**Materials provided**
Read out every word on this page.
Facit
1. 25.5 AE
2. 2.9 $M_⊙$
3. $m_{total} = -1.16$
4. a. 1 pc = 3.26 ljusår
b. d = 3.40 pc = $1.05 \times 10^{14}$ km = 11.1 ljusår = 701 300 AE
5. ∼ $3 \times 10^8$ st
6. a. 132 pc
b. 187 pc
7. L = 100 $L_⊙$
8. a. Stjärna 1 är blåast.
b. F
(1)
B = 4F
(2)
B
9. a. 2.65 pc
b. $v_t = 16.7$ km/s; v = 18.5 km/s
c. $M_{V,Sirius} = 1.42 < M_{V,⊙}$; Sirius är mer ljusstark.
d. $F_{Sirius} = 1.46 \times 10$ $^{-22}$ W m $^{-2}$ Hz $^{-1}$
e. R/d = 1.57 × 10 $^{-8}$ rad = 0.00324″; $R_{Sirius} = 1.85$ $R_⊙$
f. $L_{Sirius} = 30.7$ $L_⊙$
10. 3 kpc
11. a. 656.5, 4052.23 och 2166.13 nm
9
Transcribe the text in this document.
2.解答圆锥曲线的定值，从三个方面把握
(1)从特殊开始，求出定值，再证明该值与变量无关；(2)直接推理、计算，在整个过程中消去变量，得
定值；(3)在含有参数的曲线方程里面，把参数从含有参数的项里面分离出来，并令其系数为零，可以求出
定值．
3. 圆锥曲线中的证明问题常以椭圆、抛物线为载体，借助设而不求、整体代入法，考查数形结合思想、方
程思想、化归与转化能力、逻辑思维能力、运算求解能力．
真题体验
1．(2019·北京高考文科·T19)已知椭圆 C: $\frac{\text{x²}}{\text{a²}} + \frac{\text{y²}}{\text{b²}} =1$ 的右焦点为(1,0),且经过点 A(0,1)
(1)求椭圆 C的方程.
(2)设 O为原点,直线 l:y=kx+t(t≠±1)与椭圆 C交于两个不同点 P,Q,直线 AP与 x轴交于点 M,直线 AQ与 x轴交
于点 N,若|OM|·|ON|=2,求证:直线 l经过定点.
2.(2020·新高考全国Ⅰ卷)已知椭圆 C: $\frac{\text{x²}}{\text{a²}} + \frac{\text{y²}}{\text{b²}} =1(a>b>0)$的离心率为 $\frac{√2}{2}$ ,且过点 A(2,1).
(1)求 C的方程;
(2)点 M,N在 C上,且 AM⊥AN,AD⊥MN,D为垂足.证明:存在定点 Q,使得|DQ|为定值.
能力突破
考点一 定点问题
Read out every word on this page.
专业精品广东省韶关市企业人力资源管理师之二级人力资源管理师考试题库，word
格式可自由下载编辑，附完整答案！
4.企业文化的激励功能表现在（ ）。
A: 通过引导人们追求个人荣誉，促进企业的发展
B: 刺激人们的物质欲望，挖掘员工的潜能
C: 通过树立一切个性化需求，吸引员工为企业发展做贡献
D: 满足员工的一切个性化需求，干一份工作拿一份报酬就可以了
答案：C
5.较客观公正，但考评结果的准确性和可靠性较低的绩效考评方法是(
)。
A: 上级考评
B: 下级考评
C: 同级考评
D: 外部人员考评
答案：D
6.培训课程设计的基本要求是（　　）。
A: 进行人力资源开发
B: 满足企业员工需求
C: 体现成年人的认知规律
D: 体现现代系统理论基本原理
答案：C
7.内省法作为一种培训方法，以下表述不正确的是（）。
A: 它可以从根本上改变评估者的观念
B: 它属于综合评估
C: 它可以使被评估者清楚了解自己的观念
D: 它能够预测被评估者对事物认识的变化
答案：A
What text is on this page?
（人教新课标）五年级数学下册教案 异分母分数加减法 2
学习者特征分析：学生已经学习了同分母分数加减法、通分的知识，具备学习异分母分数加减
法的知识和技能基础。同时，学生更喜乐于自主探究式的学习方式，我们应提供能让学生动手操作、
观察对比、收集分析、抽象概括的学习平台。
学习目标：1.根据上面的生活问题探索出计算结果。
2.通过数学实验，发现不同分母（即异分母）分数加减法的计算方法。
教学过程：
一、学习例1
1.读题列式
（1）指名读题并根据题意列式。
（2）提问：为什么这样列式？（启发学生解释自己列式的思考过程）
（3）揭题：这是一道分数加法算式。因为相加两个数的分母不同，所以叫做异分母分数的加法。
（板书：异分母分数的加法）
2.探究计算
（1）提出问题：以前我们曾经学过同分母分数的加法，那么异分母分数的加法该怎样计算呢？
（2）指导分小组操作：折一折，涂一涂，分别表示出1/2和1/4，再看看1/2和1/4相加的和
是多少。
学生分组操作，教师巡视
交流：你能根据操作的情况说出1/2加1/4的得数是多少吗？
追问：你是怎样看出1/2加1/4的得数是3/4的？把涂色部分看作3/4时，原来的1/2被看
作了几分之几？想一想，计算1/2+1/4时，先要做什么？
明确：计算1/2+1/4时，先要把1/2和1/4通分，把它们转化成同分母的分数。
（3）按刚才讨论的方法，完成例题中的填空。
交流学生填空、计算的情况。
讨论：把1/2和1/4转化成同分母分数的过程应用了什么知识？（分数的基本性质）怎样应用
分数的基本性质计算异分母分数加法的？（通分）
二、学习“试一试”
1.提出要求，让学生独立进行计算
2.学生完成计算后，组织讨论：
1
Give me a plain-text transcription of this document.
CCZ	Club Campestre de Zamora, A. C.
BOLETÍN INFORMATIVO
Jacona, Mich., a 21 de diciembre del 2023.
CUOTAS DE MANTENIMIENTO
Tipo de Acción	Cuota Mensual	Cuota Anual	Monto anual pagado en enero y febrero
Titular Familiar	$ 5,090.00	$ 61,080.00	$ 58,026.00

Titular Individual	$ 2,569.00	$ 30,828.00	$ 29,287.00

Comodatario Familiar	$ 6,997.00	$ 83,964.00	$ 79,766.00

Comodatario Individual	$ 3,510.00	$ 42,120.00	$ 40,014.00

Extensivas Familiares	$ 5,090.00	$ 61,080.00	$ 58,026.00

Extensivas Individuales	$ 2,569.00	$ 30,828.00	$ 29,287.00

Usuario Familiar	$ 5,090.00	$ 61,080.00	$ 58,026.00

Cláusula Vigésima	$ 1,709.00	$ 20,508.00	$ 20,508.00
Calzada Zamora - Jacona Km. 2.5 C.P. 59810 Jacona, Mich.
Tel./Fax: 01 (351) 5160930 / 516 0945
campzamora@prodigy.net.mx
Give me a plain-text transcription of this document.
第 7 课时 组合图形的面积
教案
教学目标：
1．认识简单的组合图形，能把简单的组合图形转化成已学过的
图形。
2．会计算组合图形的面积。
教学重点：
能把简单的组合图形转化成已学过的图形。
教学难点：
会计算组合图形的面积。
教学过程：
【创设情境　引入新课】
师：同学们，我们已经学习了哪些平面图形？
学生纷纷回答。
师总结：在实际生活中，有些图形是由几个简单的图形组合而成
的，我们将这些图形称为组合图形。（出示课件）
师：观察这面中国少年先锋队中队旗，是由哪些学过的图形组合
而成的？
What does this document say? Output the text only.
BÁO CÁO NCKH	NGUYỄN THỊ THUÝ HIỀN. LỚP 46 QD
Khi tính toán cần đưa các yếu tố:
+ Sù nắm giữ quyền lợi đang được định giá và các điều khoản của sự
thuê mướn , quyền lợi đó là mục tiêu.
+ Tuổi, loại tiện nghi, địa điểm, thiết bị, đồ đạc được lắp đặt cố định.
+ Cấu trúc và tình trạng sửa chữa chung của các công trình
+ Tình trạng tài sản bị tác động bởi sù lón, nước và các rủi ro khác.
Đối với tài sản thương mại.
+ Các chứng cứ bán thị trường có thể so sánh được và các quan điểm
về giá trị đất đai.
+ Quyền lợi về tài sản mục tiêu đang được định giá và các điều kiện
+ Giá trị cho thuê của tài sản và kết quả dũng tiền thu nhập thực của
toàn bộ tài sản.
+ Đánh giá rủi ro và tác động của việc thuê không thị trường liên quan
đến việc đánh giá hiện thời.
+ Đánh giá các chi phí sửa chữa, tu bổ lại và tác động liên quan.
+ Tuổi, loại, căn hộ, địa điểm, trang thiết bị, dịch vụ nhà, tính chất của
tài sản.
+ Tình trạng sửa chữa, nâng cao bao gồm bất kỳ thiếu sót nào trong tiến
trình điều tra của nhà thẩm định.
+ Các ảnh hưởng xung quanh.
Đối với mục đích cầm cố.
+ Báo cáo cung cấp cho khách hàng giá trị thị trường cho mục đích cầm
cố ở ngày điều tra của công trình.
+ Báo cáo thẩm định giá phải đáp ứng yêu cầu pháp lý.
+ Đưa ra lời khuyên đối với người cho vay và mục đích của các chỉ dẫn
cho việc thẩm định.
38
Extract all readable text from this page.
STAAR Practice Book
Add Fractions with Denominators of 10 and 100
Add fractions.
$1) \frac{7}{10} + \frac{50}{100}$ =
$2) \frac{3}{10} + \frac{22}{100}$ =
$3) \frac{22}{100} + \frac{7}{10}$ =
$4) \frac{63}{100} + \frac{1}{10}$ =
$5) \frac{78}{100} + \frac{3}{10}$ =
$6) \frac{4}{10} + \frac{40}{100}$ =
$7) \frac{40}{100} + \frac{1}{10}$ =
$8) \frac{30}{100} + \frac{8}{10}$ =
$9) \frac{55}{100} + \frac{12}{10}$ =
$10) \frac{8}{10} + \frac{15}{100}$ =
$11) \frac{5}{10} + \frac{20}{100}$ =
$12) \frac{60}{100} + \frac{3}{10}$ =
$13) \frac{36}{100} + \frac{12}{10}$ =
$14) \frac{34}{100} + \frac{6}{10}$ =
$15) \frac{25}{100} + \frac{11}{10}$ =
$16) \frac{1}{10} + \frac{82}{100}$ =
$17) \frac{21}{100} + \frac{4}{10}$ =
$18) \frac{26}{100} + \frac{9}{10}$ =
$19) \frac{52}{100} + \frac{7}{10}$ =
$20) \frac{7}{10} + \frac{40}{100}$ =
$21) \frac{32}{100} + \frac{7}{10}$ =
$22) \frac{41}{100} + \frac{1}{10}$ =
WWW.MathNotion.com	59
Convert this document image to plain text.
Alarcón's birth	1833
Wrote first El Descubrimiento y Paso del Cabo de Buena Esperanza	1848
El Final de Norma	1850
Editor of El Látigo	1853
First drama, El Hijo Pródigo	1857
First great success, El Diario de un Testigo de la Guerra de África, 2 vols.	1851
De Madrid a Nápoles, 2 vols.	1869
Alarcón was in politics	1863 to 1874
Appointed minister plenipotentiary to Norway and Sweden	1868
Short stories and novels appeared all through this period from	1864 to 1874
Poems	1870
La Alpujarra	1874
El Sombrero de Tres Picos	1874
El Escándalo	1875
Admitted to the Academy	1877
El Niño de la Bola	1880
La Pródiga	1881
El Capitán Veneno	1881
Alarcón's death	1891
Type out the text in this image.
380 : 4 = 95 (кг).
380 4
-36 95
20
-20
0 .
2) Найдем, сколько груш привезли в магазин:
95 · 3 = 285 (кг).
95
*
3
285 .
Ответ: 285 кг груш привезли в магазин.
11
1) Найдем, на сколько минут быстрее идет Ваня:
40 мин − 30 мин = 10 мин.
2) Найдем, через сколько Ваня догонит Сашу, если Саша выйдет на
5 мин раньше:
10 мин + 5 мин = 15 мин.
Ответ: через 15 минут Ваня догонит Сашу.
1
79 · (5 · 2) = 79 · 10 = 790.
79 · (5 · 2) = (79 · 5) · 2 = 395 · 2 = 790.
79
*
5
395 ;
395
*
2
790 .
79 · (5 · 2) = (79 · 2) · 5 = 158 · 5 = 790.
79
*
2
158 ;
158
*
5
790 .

**Task description**
Pick out each line in the material containing "thẩm".

**Exercise result**
trình điều tra của nhà thẩm định.
+ Báo cáo thẩm định giá phải đáp ứng yêu cầu pháp lý.
cho việc thẩm định.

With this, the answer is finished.